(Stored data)
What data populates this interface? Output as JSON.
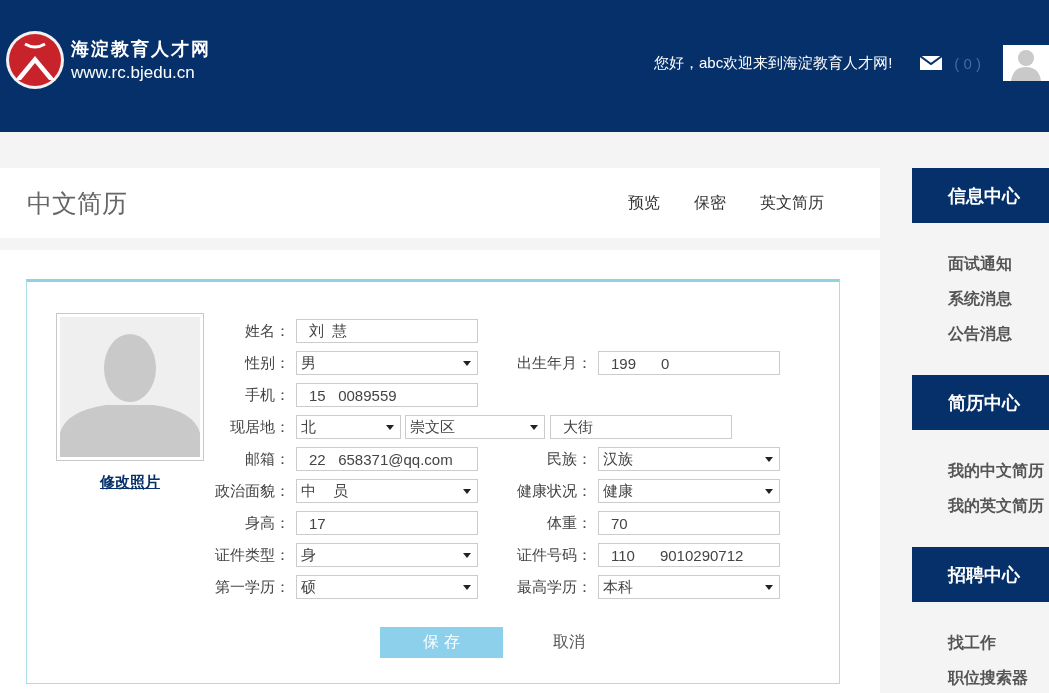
{
  "header": {
    "site_name": "海淀教育人才网",
    "site_url": "www.rc.bjedu.cn",
    "greeting": "您好，abc欢迎来到海淀教育人才网!",
    "message_count": "( 0 )"
  },
  "page": {
    "title": "中文简历",
    "actions": [
      "预览",
      "保密",
      "英文简历"
    ]
  },
  "photo": {
    "link": "修改照片"
  },
  "form": {
    "rows": [
      {
        "left": {
          "label": "姓名：",
          "parts": [
            {
              "kind": "input",
              "value": "刘  慧"
            }
          ]
        }
      },
      {
        "left": {
          "label": "性别：",
          "parts": [
            {
              "kind": "select",
              "value": "男"
            }
          ]
        },
        "right": {
          "label": "出生年月：",
          "parts": [
            {
              "kind": "input",
              "value": "199      0"
            }
          ]
        }
      },
      {
        "left": {
          "label": "手机：",
          "parts": [
            {
              "kind": "input",
              "value": "15   0089559"
            }
          ]
        }
      },
      {
        "left": {
          "label": "现居地：",
          "parts": [
            {
              "kind": "select",
              "value": "北"
            },
            {
              "kind": "select",
              "value": "崇文区"
            },
            {
              "kind": "input",
              "value": "大街"
            }
          ]
        }
      },
      {
        "left": {
          "label": "邮箱：",
          "parts": [
            {
              "kind": "input",
              "value": "22   658371@qq.com"
            }
          ]
        },
        "right": {
          "label": "民族：",
          "parts": [
            {
              "kind": "select",
              "value": "汉族"
            }
          ]
        }
      },
      {
        "left": {
          "label": "政治面貌：",
          "parts": [
            {
              "kind": "select",
              "value": "中    员"
            }
          ]
        },
        "right": {
          "label": "健康状况：",
          "parts": [
            {
              "kind": "select",
              "value": "健康"
            }
          ]
        }
      },
      {
        "left": {
          "label": "身高：",
          "parts": [
            {
              "kind": "input",
              "value": "17"
            }
          ]
        },
        "right": {
          "label": "体重：",
          "parts": [
            {
              "kind": "input",
              "value": "70"
            }
          ]
        }
      },
      {
        "left": {
          "label": "证件类型：",
          "parts": [
            {
              "kind": "select",
              "value": "身"
            }
          ]
        },
        "right": {
          "label": "证件号码：",
          "parts": [
            {
              "kind": "input",
              "value": "110      9010290712"
            }
          ]
        }
      },
      {
        "left": {
          "label": "第一学历：",
          "parts": [
            {
              "kind": "select",
              "value": "硕"
            }
          ]
        },
        "right": {
          "label": "最高学历：",
          "parts": [
            {
              "kind": "select",
              "value": "本科"
            }
          ]
        }
      }
    ],
    "buttons": [
      "保 存",
      "取消"
    ]
  },
  "sidebar": [
    {
      "title": "信息中心",
      "items": [
        "面试通知",
        "系统消息",
        "公告消息"
      ]
    },
    {
      "title": "简历中心",
      "items": [
        "我的中文简历",
        "我的英文简历"
      ]
    },
    {
      "title": "招聘中心",
      "items": [
        "找工作",
        "职位搜索器"
      ]
    }
  ]
}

▶ **GIVEN REQUEST**:
Copy out all the data exactly; skip the pictures.

▶ **CORRECT RESPONSE**:
What data populates this interface? Output as JSON.
{
  "header": {
    "site_name": "海淀教育人才网",
    "site_url": "www.rc.bjedu.cn",
    "greeting": "您好，abc欢迎来到海淀教育人才网!",
    "message_count": "( 0 )"
  },
  "page": {
    "title": "中文简历",
    "actions": [
      "预览",
      "保密",
      "英文简历"
    ]
  },
  "photo": {
    "link": "修改照片"
  },
  "form": {
    "rows": [
      {
        "left": {
          "label": "姓名：",
          "parts": [
            {
              "kind": "input",
              "value": "刘  慧"
            }
          ]
        }
      },
      {
        "left": {
          "label": "性别：",
          "parts": [
            {
              "kind": "select",
              "value": "男"
            }
          ]
        },
        "right": {
          "label": "出生年月：",
          "parts": [
            {
              "kind": "input",
              "value": "199      0"
            }
          ]
        }
      },
      {
        "left": {
          "label": "手机：",
          "parts": [
            {
              "kind": "input",
              "value": "15   0089559"
            }
          ]
        }
      },
      {
        "left": {
          "label": "现居地：",
          "parts": [
            {
              "kind": "select",
              "value": "北"
            },
            {
              "kind": "select",
              "value": "崇文区"
            },
            {
              "kind": "input",
              "value": "大街"
            }
          ]
        }
      },
      {
        "left": {
          "label": "邮箱：",
          "parts": [
            {
              "kind": "input",
              "value": "22   658371@qq.com"
            }
          ]
        },
        "right": {
          "label": "民族：",
          "parts": [
            {
              "kind": "select",
              "value": "汉族"
            }
          ]
        }
      },
      {
        "left": {
          "label": "政治面貌：",
          "parts": [
            {
              "kind": "select",
              "value": "中    员"
            }
          ]
        },
        "right": {
          "label": "健康状况：",
          "parts": [
            {
              "kind": "select",
              "value": "健康"
            }
          ]
        }
      },
      {
        "left": {
          "label": "身高：",
          "parts": [
            {
              "kind": "input",
              "value": "17"
            }
          ]
        },
        "right": {
          "label": "体重：",
          "parts": [
            {
              "kind": "input",
              "value": "70"
            }
          ]
        }
      },
      {
        "left": {
          "label": "证件类型：",
          "parts": [
            {
              "kind": "select",
              "value": "身"
            }
          ]
        },
        "right": {
          "label": "证件号码：",
          "parts": [
            {
              "kind": "input",
              "value": "110      9010290712"
            }
          ]
        }
      },
      {
        "left": {
          "label": "第一学历：",
          "parts": [
            {
              "kind": "select",
              "value": "硕"
            }
          ]
        },
        "right": {
          "label": "最高学历：",
          "parts": [
            {
              "kind": "select",
              "value": "本科"
            }
          ]
        }
      }
    ],
    "buttons": [
      "保 存",
      "取消"
    ]
  },
  "sidebar": [
    {
      "title": "信息中心",
      "items": [
        "面试通知",
        "系统消息",
        "公告消息"
      ]
    },
    {
      "title": "简历中心",
      "items": [
        "我的中文简历",
        "我的英文简历"
      ]
    },
    {
      "title": "招聘中心",
      "items": [
        "找工作",
        "职位搜索器"
      ]
    }
  ]
}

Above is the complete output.